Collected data
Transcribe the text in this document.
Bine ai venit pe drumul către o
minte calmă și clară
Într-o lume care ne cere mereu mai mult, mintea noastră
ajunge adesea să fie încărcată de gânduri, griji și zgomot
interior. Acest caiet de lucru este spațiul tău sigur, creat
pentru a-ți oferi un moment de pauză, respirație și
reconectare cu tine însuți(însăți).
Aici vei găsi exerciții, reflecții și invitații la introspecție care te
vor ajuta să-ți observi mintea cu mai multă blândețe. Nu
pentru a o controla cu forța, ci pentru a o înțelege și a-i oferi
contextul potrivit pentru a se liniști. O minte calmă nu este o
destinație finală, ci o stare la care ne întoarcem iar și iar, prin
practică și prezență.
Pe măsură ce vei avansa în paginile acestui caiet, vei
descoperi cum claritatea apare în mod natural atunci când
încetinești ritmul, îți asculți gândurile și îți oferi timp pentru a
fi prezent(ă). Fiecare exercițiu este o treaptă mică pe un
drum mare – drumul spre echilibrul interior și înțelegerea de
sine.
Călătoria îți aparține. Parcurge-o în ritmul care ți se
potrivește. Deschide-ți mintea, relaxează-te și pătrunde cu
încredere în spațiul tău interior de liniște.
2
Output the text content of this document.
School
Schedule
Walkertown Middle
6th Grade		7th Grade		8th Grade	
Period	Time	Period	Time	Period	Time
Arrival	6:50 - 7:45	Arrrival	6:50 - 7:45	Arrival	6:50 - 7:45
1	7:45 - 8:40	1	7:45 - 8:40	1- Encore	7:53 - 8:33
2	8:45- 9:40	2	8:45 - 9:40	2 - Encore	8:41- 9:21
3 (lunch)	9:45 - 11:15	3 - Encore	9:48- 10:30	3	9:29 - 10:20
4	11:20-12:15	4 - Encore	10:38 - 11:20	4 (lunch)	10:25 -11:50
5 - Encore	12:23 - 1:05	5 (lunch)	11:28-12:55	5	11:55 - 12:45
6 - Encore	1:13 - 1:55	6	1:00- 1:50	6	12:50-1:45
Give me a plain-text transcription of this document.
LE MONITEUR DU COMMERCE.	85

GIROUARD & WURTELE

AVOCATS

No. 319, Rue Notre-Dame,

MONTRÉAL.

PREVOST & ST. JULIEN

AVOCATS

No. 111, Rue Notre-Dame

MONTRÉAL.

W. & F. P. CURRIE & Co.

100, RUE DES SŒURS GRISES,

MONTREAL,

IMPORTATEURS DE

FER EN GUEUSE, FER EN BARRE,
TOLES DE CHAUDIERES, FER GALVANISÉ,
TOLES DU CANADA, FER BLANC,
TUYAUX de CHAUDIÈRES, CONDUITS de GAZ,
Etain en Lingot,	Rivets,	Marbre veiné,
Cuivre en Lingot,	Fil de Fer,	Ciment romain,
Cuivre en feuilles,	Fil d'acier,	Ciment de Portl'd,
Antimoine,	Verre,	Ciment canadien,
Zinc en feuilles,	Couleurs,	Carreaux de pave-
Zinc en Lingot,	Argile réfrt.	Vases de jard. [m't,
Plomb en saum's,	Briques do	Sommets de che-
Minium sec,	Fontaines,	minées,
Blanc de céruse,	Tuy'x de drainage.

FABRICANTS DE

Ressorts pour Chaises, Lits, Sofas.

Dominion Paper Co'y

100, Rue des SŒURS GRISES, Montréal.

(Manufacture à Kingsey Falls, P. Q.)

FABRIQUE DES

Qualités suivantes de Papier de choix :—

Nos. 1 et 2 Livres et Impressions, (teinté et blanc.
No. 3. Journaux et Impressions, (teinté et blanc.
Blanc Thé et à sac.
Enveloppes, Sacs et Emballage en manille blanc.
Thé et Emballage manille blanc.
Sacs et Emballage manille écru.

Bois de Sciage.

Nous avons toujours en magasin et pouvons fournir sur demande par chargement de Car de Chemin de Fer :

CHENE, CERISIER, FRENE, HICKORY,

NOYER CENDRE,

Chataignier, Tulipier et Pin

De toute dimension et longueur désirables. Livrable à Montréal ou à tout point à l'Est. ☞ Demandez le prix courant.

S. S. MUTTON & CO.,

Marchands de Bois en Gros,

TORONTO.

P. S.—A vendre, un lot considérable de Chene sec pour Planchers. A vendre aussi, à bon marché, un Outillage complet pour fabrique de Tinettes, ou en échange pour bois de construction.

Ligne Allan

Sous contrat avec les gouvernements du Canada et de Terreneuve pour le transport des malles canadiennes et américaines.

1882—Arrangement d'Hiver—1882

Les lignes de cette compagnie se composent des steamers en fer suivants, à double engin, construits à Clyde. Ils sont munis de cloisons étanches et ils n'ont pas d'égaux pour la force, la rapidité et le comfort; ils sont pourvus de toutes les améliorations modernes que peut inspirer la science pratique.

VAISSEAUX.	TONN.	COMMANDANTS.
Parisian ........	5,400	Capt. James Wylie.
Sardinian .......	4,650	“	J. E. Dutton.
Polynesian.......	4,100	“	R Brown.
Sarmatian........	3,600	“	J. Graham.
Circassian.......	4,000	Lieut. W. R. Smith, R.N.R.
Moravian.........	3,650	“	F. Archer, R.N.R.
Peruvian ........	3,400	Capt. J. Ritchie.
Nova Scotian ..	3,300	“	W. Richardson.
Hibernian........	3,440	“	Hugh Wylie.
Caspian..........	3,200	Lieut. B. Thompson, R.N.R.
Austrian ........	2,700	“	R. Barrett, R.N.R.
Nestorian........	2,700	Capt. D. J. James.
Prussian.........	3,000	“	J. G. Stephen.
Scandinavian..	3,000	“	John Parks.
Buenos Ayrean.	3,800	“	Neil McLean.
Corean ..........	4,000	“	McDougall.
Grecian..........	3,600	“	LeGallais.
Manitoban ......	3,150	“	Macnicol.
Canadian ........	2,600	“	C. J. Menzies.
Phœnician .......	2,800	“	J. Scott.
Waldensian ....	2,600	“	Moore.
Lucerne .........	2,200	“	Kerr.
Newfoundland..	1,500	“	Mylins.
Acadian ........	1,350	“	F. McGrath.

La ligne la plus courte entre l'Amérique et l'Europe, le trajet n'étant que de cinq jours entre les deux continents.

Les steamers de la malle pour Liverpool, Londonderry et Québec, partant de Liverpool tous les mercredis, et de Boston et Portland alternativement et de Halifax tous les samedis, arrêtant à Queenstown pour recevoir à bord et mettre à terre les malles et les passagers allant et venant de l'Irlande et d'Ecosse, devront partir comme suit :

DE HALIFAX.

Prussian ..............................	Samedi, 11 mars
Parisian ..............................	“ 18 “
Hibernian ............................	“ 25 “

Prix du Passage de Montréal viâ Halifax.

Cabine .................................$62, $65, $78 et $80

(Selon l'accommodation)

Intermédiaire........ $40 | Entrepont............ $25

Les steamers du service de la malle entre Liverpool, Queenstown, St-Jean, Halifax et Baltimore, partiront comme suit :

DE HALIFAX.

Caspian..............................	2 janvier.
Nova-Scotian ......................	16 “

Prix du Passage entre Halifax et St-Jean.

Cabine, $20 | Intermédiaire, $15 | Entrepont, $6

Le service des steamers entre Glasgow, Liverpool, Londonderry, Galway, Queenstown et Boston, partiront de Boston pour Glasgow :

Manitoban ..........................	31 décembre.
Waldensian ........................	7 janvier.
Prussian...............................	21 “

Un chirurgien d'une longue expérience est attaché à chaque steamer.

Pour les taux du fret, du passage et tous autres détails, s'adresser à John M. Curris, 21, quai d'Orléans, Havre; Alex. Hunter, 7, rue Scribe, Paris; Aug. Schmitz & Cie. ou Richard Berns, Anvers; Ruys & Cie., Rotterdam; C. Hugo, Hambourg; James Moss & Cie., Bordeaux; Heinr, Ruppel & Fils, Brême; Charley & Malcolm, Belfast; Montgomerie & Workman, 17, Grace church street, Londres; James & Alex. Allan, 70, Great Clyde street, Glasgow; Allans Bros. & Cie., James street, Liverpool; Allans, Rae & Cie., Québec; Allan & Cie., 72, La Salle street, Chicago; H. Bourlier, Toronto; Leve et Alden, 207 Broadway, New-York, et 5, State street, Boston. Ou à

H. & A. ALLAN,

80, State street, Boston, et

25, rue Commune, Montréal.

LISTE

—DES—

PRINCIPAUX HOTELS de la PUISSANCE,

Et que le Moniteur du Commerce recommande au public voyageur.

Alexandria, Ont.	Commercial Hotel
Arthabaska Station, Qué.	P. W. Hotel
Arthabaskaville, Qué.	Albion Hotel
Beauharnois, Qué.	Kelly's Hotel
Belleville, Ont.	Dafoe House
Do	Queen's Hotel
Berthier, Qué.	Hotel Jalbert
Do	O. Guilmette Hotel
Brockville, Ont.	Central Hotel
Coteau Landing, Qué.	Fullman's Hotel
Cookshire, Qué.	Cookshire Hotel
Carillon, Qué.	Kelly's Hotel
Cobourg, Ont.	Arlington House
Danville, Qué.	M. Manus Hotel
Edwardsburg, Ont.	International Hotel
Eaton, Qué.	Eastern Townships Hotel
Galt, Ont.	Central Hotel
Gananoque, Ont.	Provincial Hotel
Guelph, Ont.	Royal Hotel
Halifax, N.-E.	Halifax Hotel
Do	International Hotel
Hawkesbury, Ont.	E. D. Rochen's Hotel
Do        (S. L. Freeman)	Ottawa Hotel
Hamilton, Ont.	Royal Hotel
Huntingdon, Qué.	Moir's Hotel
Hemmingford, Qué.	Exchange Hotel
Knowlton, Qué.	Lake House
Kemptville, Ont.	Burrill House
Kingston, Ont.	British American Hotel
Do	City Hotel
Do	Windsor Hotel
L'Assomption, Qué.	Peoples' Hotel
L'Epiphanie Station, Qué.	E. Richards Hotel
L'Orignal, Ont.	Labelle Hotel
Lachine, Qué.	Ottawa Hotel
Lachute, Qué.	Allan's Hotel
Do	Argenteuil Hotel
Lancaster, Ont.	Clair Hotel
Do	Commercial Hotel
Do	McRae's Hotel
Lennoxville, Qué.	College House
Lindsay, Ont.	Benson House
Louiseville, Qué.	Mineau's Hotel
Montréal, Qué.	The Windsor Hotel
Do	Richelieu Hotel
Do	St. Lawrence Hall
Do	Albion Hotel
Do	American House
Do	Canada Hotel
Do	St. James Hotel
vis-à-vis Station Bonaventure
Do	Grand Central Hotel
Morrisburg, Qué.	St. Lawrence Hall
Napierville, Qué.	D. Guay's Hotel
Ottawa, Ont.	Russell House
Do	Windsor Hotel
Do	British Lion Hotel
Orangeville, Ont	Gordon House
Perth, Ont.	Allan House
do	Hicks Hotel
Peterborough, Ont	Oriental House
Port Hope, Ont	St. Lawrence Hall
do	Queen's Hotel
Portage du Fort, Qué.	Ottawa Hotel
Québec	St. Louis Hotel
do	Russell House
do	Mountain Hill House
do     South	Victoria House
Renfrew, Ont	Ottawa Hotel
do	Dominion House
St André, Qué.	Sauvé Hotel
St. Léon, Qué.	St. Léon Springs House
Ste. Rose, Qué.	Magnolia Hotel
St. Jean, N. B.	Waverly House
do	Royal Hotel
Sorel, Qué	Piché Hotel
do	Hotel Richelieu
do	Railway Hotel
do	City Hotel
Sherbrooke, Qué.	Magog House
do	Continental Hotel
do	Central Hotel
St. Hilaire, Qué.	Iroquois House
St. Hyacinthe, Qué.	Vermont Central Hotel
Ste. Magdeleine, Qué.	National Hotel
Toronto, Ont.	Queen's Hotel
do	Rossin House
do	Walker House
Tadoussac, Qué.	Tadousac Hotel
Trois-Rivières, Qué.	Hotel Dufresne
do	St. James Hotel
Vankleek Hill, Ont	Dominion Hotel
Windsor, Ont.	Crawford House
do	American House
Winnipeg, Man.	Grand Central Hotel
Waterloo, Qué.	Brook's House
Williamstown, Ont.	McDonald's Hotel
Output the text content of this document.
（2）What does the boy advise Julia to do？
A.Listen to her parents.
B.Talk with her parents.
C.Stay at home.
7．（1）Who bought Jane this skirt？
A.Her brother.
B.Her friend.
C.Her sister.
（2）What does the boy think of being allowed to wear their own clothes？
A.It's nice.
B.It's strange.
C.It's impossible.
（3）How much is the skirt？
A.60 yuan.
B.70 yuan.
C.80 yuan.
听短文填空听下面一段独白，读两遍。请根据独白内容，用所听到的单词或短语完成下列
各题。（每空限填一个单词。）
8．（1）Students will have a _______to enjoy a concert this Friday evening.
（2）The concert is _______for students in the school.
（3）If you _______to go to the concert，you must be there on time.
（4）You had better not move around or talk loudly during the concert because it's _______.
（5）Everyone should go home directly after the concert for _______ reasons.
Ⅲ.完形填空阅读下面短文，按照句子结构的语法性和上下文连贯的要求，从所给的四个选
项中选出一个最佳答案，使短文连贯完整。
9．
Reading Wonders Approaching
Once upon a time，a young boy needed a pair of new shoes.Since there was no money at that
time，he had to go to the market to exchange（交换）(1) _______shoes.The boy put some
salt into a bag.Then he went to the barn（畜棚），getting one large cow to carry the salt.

Brief ::
From the data above, gather every line that includes the word "Capt".

Exercise response ::
Parisian ........	5,400	Capt. James Wylie.
Peruvian ........	3,400	Capt. J. Ritchie.
Nestorian........	2,700	Capt. D. J. James.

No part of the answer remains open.